Task instructions >>
What is the number of lines in the data holding the word "document"? Give that number by itself.

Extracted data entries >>
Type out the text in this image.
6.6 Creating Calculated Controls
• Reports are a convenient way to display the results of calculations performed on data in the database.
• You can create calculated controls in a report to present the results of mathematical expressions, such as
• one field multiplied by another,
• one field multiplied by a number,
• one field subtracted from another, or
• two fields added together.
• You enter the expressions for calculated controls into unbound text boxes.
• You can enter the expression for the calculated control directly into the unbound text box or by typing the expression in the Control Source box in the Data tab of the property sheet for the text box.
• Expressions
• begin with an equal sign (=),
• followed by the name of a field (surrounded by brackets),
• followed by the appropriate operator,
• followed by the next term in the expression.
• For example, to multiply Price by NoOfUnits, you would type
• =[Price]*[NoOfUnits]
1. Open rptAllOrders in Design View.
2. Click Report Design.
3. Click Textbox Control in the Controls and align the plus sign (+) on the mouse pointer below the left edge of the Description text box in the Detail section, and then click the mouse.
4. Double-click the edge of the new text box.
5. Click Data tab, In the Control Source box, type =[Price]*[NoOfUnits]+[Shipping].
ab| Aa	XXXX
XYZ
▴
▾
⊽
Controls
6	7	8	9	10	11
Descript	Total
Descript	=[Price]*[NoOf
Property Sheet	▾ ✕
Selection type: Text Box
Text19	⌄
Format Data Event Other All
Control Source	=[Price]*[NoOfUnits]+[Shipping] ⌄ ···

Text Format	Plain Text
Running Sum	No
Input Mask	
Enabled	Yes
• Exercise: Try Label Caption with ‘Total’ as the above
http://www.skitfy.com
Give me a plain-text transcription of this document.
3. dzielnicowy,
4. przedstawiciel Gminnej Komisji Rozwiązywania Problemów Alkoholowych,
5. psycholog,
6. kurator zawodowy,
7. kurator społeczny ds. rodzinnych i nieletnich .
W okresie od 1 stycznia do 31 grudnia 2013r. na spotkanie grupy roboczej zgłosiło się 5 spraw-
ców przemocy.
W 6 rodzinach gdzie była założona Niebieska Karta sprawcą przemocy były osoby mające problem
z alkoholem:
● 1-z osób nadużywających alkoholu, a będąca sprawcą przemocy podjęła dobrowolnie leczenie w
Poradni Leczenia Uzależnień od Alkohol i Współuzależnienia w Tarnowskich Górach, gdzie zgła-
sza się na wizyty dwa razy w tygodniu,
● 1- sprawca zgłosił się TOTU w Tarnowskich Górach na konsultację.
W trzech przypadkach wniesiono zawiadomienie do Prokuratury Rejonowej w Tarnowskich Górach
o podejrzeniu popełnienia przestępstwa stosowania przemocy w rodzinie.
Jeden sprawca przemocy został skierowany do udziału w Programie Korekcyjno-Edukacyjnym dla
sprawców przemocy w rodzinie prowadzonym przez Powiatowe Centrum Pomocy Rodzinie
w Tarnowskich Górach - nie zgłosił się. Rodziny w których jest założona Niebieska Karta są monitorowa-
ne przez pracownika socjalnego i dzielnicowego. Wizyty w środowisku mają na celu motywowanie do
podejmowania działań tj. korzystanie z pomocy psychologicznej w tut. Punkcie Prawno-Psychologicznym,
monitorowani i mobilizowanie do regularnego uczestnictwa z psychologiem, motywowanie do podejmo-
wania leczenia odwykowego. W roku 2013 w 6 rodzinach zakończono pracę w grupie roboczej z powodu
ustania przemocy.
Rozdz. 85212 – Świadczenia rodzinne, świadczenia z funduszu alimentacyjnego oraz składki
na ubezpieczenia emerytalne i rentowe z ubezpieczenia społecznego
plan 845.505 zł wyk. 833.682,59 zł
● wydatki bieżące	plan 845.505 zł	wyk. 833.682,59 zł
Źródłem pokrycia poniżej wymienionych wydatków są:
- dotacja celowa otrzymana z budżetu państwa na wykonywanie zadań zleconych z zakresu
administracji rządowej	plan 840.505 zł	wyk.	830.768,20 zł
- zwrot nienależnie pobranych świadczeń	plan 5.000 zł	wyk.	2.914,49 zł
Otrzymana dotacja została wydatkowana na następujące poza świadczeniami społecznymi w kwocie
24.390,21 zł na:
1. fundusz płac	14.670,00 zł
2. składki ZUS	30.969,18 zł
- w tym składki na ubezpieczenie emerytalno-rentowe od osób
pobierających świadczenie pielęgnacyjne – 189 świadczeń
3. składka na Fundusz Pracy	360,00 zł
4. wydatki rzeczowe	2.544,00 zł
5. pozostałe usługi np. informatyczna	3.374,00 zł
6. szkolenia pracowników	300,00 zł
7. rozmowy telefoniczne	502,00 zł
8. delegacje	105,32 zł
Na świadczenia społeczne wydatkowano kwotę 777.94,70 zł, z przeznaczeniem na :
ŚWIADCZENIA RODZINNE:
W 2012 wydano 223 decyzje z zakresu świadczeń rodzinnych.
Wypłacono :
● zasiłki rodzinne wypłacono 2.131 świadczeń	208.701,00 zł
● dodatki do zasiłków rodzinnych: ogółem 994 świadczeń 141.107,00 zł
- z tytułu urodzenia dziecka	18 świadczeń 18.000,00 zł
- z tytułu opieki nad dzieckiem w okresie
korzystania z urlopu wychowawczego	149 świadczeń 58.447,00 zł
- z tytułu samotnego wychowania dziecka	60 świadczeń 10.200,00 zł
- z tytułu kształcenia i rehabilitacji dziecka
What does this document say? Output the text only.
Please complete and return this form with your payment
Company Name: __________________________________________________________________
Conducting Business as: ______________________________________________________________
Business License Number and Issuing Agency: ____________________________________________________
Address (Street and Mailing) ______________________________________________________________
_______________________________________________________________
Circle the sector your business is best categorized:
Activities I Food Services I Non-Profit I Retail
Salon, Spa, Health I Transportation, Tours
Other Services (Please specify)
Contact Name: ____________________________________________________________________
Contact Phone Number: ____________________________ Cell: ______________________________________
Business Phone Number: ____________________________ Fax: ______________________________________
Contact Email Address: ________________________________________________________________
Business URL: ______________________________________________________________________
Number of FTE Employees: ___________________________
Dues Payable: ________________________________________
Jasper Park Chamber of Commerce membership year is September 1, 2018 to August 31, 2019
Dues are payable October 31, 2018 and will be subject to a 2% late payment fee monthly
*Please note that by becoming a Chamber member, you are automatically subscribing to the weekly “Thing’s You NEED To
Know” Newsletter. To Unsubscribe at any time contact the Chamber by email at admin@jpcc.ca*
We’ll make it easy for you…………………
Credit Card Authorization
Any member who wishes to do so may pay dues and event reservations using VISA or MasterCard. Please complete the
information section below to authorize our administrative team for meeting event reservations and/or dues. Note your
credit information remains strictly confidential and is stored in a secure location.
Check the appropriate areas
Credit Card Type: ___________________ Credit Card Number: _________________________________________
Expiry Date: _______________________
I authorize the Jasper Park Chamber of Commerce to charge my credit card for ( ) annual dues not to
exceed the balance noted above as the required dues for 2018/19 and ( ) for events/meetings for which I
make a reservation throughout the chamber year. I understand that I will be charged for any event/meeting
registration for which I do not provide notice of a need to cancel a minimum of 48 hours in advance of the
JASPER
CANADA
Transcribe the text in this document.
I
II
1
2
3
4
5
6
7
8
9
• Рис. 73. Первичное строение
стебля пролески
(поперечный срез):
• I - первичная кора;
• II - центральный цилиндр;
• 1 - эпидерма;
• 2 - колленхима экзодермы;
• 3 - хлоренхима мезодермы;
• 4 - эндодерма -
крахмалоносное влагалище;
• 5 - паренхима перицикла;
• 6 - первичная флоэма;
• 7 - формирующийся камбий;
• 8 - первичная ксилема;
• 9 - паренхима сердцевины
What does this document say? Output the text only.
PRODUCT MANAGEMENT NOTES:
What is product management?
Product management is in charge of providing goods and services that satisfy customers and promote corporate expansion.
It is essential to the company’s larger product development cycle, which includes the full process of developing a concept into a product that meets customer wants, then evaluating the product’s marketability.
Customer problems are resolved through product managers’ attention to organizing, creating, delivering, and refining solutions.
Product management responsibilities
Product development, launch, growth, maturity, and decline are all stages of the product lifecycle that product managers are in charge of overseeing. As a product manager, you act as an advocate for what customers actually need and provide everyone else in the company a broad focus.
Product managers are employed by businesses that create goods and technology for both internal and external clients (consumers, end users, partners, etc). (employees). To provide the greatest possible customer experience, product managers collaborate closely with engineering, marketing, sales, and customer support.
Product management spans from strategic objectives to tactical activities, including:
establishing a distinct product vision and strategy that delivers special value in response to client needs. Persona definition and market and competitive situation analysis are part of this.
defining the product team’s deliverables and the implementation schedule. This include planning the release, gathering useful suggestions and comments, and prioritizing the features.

Output of the task >>
4